#### Stated goal
Quote all entries exactly, leaving pictures aside.

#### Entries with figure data
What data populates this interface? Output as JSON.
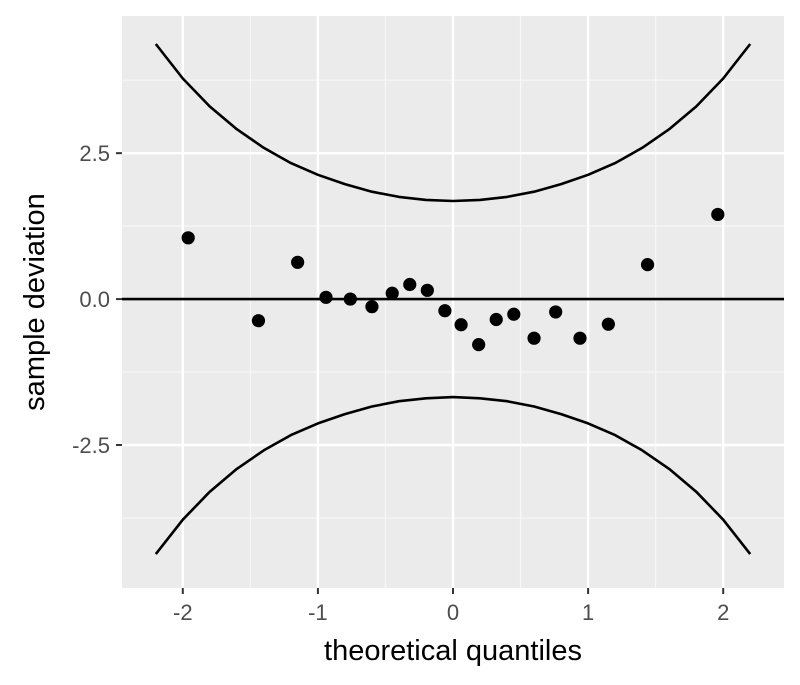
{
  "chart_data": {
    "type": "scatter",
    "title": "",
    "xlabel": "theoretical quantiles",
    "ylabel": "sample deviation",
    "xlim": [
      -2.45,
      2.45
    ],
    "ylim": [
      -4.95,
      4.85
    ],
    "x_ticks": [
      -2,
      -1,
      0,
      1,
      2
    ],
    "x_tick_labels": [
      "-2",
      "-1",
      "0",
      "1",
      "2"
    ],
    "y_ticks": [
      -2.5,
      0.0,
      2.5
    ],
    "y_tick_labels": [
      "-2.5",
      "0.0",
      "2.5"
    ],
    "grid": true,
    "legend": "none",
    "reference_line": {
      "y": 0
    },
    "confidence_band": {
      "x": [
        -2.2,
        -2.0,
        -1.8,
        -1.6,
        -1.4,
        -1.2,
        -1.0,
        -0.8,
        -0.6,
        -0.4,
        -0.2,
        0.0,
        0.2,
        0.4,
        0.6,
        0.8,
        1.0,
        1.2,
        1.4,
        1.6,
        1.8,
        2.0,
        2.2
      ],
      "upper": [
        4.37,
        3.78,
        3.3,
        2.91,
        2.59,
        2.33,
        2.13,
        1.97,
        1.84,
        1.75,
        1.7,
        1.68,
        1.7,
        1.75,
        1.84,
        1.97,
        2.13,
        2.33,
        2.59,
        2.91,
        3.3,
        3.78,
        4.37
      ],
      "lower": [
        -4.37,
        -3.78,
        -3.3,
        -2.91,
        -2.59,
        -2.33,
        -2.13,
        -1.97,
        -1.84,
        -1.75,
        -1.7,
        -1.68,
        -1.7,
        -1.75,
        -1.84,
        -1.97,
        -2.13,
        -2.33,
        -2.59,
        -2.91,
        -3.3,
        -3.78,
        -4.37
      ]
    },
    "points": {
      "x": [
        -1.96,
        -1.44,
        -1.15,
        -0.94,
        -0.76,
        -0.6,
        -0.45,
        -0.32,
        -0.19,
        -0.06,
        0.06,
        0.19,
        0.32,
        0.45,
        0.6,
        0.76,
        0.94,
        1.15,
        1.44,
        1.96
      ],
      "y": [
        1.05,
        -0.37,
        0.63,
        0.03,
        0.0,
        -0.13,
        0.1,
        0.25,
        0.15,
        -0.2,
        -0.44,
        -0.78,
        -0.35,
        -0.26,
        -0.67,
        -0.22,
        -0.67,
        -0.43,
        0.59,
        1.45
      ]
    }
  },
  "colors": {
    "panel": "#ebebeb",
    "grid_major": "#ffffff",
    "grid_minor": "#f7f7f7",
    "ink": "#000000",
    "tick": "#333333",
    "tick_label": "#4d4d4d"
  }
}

#### Exercise answer
What data populates this interface? Output as JSON.
{
  "chart_data": {
    "type": "scatter",
    "title": "",
    "xlabel": "theoretical quantiles",
    "ylabel": "sample deviation",
    "xlim": [
      -2.45,
      2.45
    ],
    "ylim": [
      -4.95,
      4.85
    ],
    "x_ticks": [
      -2,
      -1,
      0,
      1,
      2
    ],
    "x_tick_labels": [
      "-2",
      "-1",
      "0",
      "1",
      "2"
    ],
    "y_ticks": [
      -2.5,
      0.0,
      2.5
    ],
    "y_tick_labels": [
      "-2.5",
      "0.0",
      "2.5"
    ],
    "grid": true,
    "legend": "none",
    "reference_line": {
      "y": 0
    },
    "confidence_band": {
      "x": [
        -2.2,
        -2.0,
        -1.8,
        -1.6,
        -1.4,
        -1.2,
        -1.0,
        -0.8,
        -0.6,
        -0.4,
        -0.2,
        0.0,
        0.2,
        0.4,
        0.6,
        0.8,
        1.0,
        1.2,
        1.4,
        1.6,
        1.8,
        2.0,
        2.2
      ],
      "upper": [
        4.37,
        3.78,
        3.3,
        2.91,
        2.59,
        2.33,
        2.13,
        1.97,
        1.84,
        1.75,
        1.7,
        1.68,
        1.7,
        1.75,
        1.84,
        1.97,
        2.13,
        2.33,
        2.59,
        2.91,
        3.3,
        3.78,
        4.37
      ],
      "lower": [
        -4.37,
        -3.78,
        -3.3,
        -2.91,
        -2.59,
        -2.33,
        -2.13,
        -1.97,
        -1.84,
        -1.75,
        -1.7,
        -1.68,
        -1.7,
        -1.75,
        -1.84,
        -1.97,
        -2.13,
        -2.33,
        -2.59,
        -2.91,
        -3.3,
        -3.78,
        -4.37
      ]
    },
    "points": {
      "x": [
        -1.96,
        -1.44,
        -1.15,
        -0.94,
        -0.76,
        -0.6,
        -0.45,
        -0.32,
        -0.19,
        -0.06,
        0.06,
        0.19,
        0.32,
        0.45,
        0.6,
        0.76,
        0.94,
        1.15,
        1.44,
        1.96
      ],
      "y": [
        1.05,
        -0.37,
        0.63,
        0.03,
        0.0,
        -0.13,
        0.1,
        0.25,
        0.15,
        -0.2,
        -0.44,
        -0.78,
        -0.35,
        -0.26,
        -0.67,
        -0.22,
        -0.67,
        -0.43,
        0.59,
        1.45
      ]
    }
  },
  "colors": {
    "panel": "#ebebeb",
    "grid_major": "#ffffff",
    "grid_minor": "#f7f7f7",
    "ink": "#000000",
    "tick": "#333333",
    "tick_label": "#4d4d4d"
  }
}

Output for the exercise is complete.